*Data supplied*:
[Start]

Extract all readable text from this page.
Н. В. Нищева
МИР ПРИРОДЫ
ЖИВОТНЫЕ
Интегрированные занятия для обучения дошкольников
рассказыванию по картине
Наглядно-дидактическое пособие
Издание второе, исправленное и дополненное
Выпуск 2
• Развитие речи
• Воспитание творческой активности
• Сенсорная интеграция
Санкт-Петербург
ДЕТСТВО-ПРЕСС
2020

[End]

*Exercise aim*:
Go back to the listing above and please repeat it exactly.

*Worked solution*:
Extract all readable text from this page.
Н. В. Нищева
МИР ПРИРОДЫ
ЖИВОТНЫЕ
Интегрированные занятия для обучения дошкольников
рассказыванию по картине
Наглядно-дидактическое пособие
Издание второе, исправленное и дополненное
Выпуск 2
• Развитие речи
• Воспитание творческой активности
• Сенсорная интеграция
Санкт-Петербург
ДЕТСТВО-ПРЕСС
2020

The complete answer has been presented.